**SET EXERCISE**
Filter the records below and copy every line containing the word "PSCustomObject".

Records from a data collection
___
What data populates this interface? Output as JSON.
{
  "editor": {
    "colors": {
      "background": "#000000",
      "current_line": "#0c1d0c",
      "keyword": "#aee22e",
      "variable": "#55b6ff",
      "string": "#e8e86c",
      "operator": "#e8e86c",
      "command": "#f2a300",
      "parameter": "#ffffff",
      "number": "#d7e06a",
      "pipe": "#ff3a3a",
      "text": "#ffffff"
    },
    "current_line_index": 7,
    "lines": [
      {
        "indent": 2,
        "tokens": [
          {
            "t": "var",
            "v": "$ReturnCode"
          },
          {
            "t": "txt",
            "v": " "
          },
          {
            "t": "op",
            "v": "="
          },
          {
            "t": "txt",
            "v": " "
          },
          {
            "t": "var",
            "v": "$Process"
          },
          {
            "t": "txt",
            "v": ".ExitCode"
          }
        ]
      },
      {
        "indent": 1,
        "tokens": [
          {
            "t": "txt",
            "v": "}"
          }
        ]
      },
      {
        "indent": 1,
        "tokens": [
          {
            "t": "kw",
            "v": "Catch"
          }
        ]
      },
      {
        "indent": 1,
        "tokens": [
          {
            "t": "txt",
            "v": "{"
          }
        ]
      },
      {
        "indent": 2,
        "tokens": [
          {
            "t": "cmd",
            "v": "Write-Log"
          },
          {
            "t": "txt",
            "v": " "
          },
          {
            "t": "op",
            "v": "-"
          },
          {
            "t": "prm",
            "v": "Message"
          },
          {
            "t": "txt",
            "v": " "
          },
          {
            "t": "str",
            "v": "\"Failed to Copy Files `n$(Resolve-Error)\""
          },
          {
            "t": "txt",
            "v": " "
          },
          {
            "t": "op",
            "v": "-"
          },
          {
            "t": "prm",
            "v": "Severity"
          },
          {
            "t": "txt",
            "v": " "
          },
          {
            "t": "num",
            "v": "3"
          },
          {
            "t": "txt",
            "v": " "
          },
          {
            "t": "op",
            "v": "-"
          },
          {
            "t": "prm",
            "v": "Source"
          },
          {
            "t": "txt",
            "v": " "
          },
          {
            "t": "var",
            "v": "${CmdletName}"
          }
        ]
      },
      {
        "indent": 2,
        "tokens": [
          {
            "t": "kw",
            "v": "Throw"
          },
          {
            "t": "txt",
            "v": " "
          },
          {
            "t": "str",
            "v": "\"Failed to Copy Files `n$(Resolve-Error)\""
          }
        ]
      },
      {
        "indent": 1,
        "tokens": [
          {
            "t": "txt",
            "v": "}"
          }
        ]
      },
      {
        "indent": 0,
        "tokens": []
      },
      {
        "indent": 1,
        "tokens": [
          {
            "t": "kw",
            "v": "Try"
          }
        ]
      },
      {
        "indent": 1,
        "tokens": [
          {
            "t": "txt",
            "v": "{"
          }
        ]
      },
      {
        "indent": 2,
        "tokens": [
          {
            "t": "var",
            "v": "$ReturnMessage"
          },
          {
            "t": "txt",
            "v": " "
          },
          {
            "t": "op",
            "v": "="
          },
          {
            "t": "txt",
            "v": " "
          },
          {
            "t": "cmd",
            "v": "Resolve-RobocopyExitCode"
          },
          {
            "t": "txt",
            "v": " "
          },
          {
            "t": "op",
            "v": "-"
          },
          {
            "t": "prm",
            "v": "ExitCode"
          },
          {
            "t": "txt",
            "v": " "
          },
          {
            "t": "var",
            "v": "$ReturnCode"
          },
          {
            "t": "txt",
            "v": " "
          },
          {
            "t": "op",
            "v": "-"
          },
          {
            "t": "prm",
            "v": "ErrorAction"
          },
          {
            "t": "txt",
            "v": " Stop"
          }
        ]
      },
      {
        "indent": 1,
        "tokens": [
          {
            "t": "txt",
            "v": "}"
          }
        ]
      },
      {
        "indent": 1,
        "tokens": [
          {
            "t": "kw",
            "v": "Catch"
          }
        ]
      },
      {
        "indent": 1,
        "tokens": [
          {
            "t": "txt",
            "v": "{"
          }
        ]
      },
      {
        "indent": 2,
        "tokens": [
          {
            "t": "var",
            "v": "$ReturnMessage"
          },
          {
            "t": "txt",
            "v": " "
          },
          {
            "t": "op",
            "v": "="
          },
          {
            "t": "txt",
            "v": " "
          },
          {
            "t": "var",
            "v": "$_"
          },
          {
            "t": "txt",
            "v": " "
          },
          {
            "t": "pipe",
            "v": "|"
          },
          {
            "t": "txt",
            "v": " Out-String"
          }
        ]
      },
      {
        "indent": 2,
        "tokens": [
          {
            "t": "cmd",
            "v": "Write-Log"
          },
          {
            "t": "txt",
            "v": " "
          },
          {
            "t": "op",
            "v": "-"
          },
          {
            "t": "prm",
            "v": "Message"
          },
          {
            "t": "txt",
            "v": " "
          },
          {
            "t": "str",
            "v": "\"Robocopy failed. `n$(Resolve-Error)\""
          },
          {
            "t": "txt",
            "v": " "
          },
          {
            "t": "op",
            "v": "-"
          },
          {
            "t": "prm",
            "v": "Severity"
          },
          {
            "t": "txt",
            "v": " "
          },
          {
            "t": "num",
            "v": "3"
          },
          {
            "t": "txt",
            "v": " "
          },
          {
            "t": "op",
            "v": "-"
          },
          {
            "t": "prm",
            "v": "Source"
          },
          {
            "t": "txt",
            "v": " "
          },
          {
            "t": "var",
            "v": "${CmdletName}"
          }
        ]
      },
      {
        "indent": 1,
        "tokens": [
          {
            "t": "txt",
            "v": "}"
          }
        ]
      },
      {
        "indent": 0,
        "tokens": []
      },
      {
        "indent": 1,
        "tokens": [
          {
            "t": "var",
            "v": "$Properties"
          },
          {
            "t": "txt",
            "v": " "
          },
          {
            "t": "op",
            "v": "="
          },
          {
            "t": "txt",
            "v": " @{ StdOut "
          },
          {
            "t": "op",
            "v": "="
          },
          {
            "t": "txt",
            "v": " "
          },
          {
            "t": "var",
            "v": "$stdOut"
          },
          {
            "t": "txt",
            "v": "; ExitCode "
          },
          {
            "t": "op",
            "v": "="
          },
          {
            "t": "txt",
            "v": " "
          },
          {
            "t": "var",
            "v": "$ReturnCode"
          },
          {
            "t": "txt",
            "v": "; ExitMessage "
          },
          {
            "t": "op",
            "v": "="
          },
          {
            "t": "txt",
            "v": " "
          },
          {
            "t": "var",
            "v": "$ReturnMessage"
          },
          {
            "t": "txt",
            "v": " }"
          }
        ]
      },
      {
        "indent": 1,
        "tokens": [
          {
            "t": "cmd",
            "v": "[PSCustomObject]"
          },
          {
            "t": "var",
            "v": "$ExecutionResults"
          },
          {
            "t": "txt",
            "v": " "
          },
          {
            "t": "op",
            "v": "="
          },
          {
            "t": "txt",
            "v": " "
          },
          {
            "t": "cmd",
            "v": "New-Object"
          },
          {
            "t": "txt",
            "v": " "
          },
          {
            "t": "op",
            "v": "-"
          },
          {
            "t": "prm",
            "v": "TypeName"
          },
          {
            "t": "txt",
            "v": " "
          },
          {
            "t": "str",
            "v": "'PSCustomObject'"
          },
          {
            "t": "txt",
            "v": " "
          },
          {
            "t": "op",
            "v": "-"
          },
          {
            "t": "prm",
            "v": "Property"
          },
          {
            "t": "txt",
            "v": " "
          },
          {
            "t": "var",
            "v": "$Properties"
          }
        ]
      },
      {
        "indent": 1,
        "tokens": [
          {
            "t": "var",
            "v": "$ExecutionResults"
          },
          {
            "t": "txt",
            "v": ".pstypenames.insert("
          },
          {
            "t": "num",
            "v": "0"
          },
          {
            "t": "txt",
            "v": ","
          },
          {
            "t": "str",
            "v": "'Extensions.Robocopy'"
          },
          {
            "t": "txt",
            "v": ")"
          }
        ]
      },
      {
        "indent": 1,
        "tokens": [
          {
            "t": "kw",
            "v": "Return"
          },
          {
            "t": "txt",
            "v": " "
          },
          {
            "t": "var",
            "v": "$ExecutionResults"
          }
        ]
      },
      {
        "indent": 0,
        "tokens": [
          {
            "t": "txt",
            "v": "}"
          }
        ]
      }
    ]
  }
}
___
**RESPONSE TO THIS TASK**
            "v": "[PSCustomObject]"
            "v": "'PSCustomObject'"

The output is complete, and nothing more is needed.